- **TASK DIRECTIONS**
For the entries below, how many lines include the word "قـــال"? Give the figure and nothing more.

* Begin RECORDS FOR THE TASK *

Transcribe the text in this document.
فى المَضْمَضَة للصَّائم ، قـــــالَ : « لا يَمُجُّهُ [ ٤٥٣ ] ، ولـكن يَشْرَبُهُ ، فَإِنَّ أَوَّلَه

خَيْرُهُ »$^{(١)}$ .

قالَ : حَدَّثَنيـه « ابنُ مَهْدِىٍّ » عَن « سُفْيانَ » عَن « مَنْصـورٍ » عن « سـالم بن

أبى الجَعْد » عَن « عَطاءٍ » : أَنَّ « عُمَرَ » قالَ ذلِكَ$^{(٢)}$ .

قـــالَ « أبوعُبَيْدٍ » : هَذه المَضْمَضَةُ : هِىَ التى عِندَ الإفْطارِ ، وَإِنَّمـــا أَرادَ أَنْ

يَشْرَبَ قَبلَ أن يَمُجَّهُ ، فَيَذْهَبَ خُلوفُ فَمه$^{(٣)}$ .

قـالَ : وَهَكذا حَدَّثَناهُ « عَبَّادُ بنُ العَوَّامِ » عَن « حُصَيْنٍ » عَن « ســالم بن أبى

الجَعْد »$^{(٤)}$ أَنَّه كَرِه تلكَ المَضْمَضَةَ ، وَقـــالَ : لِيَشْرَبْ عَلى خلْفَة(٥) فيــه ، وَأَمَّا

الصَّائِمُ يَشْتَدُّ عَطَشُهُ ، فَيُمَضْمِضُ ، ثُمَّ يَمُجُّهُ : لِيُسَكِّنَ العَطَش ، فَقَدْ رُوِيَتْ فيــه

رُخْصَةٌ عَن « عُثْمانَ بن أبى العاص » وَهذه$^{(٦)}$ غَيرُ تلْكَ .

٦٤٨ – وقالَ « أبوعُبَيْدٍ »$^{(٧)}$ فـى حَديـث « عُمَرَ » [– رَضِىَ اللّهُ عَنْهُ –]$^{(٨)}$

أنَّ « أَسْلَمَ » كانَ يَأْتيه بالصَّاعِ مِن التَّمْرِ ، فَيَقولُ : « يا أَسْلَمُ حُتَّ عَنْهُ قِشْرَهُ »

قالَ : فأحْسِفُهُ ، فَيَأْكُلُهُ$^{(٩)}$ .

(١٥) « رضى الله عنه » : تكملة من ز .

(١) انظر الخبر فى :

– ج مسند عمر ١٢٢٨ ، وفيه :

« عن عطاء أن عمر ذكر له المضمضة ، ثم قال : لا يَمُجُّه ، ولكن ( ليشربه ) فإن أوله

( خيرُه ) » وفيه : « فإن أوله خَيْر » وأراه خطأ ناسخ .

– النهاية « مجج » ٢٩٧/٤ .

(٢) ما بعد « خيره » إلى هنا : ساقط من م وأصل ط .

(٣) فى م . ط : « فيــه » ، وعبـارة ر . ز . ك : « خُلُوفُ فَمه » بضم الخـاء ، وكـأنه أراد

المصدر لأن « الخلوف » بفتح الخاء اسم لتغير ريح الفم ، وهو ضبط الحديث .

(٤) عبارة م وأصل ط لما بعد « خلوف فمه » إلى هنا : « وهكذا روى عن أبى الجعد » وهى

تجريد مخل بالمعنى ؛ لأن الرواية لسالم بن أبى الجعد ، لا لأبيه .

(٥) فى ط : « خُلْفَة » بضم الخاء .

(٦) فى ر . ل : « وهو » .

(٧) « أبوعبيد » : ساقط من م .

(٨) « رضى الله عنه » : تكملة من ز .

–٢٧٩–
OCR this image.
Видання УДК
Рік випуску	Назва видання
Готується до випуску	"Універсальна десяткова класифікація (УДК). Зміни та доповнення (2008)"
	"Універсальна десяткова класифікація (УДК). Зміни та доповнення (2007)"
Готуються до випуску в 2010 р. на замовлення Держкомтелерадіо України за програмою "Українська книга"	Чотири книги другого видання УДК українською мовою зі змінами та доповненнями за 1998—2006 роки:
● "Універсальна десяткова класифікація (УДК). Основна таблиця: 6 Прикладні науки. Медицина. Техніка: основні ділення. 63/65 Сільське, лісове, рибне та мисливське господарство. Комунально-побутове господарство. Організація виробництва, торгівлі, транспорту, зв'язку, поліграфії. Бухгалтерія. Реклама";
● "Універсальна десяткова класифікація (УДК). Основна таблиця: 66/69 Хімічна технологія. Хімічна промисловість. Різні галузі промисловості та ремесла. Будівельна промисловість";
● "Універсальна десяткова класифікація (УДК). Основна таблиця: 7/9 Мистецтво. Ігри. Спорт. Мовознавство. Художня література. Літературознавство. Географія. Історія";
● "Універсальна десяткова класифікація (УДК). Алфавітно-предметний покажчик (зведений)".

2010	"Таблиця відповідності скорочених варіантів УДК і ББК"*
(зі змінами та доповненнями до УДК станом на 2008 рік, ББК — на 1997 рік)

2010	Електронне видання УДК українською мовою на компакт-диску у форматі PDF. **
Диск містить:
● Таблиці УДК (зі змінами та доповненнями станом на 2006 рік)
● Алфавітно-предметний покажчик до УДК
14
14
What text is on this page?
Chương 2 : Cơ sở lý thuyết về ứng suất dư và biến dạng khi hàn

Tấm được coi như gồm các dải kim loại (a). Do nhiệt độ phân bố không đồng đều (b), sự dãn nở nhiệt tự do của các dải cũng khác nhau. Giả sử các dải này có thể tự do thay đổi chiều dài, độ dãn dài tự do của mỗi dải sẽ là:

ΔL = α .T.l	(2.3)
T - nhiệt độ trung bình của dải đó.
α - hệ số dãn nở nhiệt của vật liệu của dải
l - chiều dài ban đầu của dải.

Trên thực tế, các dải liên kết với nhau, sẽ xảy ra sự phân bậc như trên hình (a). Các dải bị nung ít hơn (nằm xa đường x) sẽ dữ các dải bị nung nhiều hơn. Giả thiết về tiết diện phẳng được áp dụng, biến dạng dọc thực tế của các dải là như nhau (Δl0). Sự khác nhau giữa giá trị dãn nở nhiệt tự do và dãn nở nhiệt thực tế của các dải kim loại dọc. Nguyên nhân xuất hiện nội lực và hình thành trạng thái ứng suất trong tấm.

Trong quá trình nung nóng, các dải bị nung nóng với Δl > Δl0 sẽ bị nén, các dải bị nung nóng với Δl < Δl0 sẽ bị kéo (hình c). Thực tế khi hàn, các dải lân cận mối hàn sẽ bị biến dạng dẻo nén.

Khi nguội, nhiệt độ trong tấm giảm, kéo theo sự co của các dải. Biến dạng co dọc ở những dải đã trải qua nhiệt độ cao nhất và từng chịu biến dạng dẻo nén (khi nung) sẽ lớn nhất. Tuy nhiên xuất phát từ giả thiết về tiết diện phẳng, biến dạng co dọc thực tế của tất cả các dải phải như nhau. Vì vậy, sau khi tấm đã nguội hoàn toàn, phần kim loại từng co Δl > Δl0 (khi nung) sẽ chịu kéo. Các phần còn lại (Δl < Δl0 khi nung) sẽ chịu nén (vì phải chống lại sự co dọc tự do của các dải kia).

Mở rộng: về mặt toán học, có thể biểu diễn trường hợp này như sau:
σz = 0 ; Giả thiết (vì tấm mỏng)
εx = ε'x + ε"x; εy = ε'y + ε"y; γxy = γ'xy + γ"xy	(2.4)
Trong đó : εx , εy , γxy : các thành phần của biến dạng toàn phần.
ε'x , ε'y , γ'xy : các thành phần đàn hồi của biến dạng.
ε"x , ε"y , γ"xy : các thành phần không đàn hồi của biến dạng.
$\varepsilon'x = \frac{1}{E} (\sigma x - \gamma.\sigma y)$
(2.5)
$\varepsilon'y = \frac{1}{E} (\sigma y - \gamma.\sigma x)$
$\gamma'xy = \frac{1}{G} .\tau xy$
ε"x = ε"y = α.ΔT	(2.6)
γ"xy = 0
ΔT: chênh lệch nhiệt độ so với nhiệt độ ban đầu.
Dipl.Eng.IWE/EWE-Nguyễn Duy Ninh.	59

* End RECORDS FOR THE TASK *

- **ANSWER TO THIS PROBLEM**
2